**Required work**
In the entries, find all lines that hold the word "attachments" and copy them.

**Records for the exercise**
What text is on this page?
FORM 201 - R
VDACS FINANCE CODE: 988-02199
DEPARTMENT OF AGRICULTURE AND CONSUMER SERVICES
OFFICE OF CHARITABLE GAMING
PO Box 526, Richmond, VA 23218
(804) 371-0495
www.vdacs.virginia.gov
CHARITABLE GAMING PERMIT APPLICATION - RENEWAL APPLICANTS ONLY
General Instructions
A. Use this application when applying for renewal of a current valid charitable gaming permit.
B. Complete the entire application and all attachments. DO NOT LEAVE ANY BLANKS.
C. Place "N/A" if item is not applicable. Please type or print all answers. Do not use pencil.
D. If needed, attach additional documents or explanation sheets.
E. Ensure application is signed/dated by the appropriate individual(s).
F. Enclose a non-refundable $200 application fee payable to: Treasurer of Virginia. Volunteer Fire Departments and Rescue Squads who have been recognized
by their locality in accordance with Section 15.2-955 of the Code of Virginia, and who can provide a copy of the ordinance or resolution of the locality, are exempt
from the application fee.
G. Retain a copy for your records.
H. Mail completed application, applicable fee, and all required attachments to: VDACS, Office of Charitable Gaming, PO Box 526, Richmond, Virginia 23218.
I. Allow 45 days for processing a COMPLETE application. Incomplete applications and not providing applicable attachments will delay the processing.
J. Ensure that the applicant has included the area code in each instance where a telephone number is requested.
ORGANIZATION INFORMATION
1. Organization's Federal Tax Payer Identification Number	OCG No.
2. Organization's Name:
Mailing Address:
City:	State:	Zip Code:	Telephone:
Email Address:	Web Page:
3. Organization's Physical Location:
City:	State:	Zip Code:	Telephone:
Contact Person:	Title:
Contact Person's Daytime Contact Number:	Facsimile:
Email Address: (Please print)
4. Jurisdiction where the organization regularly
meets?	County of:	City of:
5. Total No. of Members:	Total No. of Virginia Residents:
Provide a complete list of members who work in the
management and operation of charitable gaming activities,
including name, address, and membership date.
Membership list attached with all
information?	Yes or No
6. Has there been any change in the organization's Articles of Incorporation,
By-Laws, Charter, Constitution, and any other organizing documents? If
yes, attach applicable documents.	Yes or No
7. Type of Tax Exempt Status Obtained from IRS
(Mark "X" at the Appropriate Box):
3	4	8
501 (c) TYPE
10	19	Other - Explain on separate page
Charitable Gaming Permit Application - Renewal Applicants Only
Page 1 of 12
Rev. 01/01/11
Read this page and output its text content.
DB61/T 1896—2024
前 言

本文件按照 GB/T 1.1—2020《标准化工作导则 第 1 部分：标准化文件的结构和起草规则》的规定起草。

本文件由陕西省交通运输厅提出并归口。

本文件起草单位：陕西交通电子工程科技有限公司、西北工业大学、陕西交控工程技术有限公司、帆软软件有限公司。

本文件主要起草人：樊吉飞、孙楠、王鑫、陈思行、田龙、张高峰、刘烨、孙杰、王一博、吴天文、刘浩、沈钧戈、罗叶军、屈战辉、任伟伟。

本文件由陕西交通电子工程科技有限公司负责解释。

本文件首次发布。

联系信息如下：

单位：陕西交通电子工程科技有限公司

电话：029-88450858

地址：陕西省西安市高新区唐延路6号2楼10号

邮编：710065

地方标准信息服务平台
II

**Exercise solution**
B. Complete the entire application and all attachments. DO NOT LEAVE ANY BLANKS.
H. Mail completed application, applicable fee, and all required attachments to: VDACS, Office of Charitable Gaming, PO Box 526, Richmond, Virginia 23218.
I. Allow 45 days for processing a COMPLETE application. Incomplete applications and not providing applicable attachments will delay the processing.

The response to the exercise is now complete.